PROVIDED MATERIAL
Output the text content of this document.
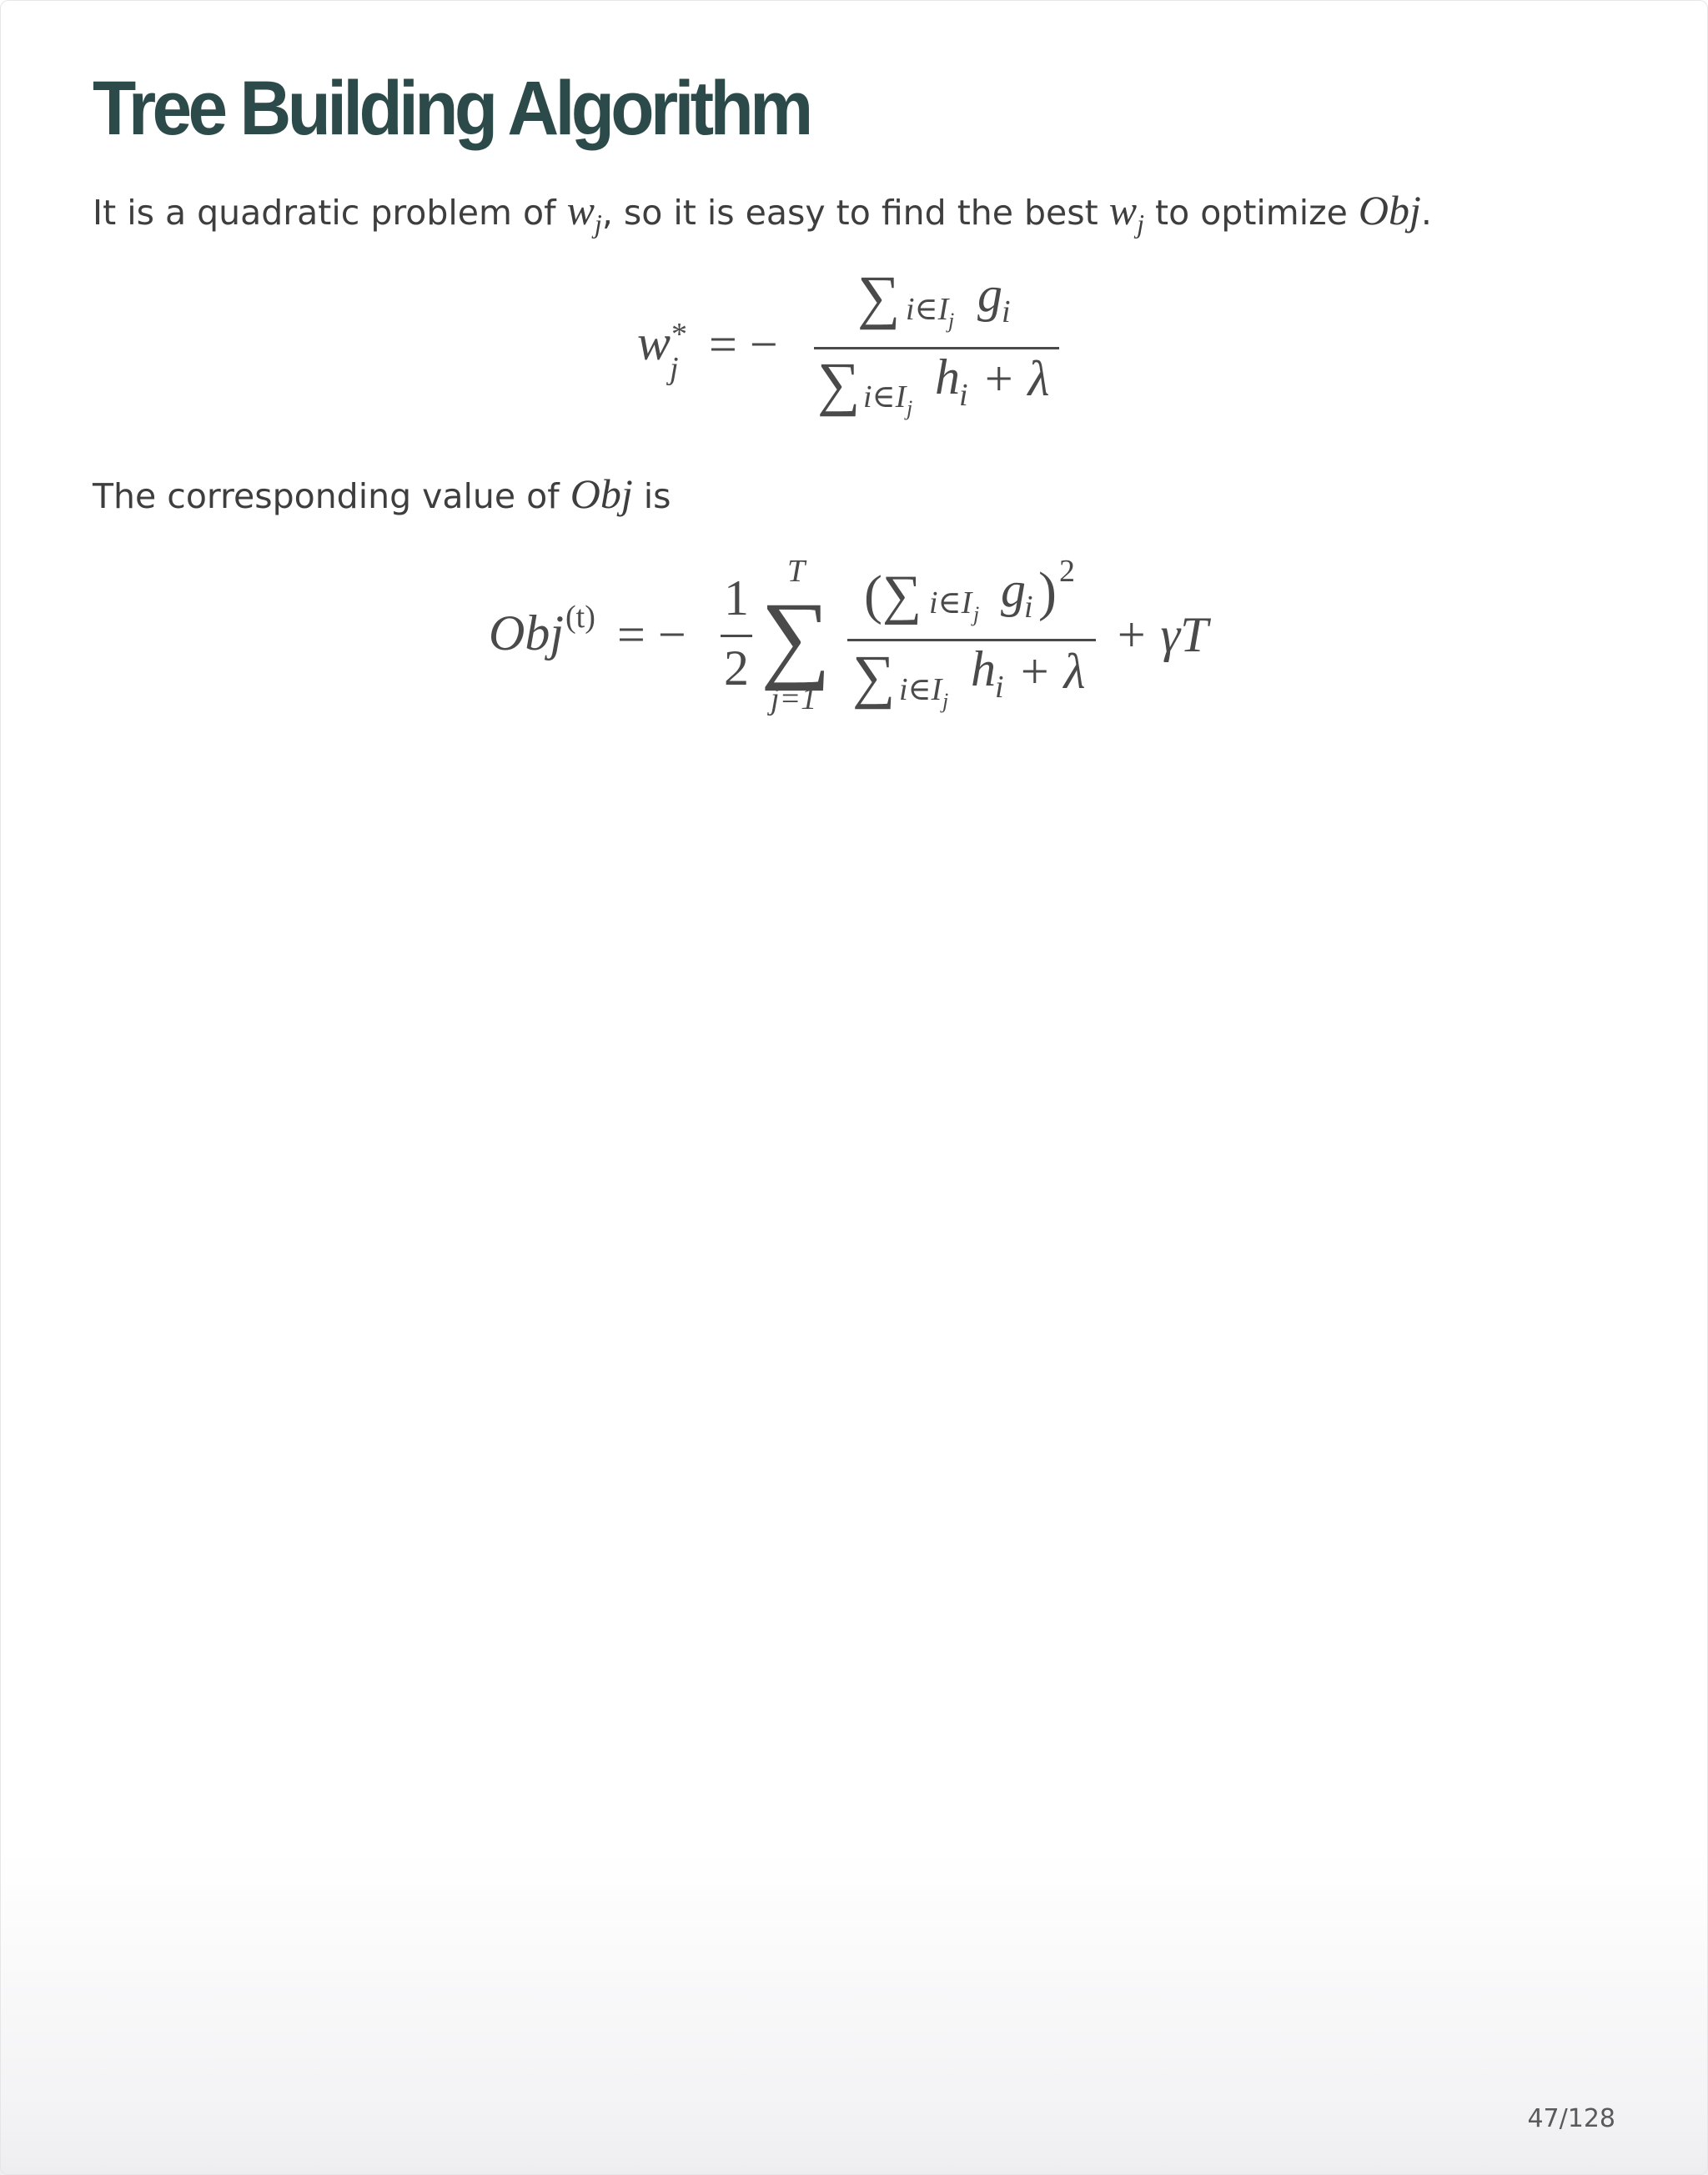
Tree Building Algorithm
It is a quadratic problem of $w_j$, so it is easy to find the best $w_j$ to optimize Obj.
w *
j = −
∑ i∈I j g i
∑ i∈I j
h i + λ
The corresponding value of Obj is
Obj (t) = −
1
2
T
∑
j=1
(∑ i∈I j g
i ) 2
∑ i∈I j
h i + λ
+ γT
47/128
--
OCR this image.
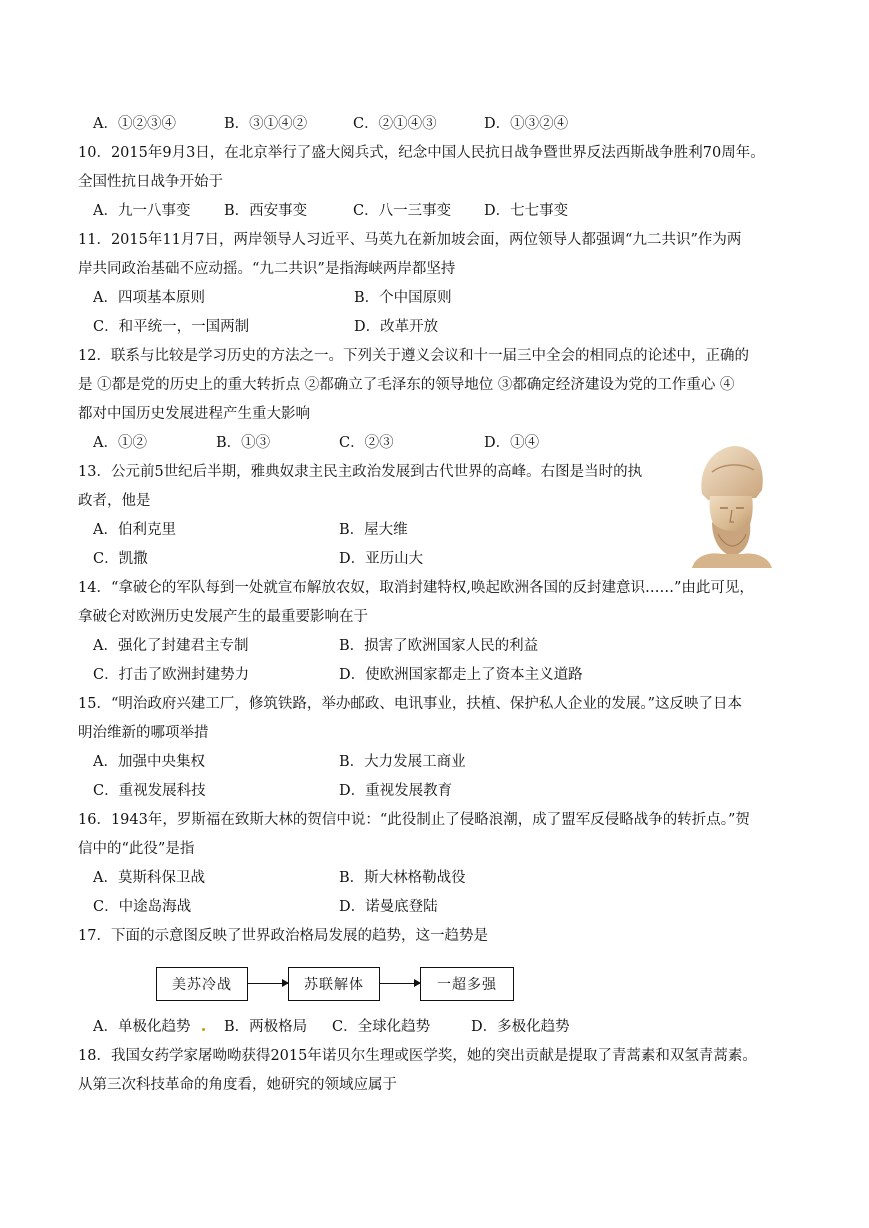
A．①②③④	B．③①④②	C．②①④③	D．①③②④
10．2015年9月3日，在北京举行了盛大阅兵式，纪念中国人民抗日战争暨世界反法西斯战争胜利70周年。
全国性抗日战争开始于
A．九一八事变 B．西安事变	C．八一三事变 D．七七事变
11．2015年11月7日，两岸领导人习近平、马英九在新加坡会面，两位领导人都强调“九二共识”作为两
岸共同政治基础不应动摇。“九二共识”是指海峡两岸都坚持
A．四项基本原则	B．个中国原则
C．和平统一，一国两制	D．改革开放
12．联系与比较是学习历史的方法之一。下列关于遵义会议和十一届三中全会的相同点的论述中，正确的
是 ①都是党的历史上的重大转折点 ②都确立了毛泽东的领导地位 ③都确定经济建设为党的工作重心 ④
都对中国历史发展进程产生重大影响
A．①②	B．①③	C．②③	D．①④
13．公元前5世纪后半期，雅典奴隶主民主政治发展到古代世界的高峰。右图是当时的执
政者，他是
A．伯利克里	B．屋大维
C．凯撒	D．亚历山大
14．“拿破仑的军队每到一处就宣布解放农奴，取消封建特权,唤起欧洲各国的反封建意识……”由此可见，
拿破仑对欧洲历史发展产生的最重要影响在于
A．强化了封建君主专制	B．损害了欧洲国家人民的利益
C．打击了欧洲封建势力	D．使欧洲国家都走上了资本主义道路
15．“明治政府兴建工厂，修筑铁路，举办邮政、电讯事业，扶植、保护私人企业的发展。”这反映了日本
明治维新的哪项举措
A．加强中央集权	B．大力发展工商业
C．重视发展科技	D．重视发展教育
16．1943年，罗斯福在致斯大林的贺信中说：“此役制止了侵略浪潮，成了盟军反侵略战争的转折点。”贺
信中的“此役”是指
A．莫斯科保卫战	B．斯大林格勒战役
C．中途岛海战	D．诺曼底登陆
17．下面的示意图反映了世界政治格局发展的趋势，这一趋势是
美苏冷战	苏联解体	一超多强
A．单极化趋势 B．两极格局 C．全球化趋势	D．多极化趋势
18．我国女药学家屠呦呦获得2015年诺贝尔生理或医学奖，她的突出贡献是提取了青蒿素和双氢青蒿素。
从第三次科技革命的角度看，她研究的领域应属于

STATED PROBLEM
Scan the material above. Return every line containing the string "九二共识".

OUTPUT OF THE TASK
11．2015年11月7日，两岸领导人习近平、马英九在新加坡会面，两位领导人都强调“九二共识”作为两
岸共同政治基础不应动摇。“九二共识”是指海峡两岸都坚持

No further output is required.